**Records for the task**
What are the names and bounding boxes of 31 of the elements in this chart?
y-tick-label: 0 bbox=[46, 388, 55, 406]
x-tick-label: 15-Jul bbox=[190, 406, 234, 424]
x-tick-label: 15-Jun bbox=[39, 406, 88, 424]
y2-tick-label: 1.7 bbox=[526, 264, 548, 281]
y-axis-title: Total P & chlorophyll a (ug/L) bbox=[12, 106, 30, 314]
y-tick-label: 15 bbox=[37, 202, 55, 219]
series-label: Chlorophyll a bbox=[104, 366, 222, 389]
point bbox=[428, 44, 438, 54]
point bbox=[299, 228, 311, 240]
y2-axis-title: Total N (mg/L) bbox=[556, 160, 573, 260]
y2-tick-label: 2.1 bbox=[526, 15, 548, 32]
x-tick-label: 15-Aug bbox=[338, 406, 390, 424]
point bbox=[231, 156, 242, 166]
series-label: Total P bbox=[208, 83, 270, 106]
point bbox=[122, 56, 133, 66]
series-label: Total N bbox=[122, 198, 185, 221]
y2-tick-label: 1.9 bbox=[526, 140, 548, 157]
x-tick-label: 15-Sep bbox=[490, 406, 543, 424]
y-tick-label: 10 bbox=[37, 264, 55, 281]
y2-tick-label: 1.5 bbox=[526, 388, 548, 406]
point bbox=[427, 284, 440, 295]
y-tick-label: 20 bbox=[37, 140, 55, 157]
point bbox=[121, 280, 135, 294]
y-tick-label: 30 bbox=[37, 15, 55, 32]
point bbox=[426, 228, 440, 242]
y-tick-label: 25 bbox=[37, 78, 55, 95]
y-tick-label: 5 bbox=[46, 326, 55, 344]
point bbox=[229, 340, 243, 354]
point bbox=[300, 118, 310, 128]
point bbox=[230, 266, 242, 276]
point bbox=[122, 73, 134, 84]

**Task directions**
Please pull every line of the material above into your reply, character for character and in the same order.

**Output of the exercise**
What are the names and bounding boxes of 31 of the elements in this chart?
y-tick-label: 0 bbox=[46, 388, 55, 406]
x-tick-label: 15-Jul bbox=[190, 406, 234, 424]
x-tick-label: 15-Jun bbox=[39, 406, 88, 424]
y2-tick-label: 1.7 bbox=[526, 264, 548, 281]
y-axis-title: Total P & chlorophyll a (ug/L) bbox=[12, 106, 30, 314]
y-tick-label: 15 bbox=[37, 202, 55, 219]
series-label: Chlorophyll a bbox=[104, 366, 222, 389]
point bbox=[428, 44, 438, 54]
point bbox=[299, 228, 311, 240]
y2-axis-title: Total N (mg/L) bbox=[556, 160, 573, 260]
y2-tick-label: 2.1 bbox=[526, 15, 548, 32]
x-tick-label: 15-Aug bbox=[338, 406, 390, 424]
point bbox=[231, 156, 242, 166]
series-label: Total P bbox=[208, 83, 270, 106]
point bbox=[122, 56, 133, 66]
series-label: Total N bbox=[122, 198, 185, 221]
y2-tick-label: 1.9 bbox=[526, 140, 548, 157]
x-tick-label: 15-Sep bbox=[490, 406, 543, 424]
y-tick-label: 10 bbox=[37, 264, 55, 281]
y2-tick-label: 1.5 bbox=[526, 388, 548, 406]
point bbox=[427, 284, 440, 295]
y-tick-label: 20 bbox=[37, 140, 55, 157]
point bbox=[121, 280, 135, 294]
y-tick-label: 30 bbox=[37, 15, 55, 32]
point bbox=[426, 228, 440, 242]
y-tick-label: 25 bbox=[37, 78, 55, 95]
y-tick-label: 5 bbox=[46, 326, 55, 344]
point bbox=[229, 340, 243, 354]
point bbox=[300, 118, 310, 128]
point bbox=[230, 266, 242, 276]
point bbox=[122, 73, 134, 84]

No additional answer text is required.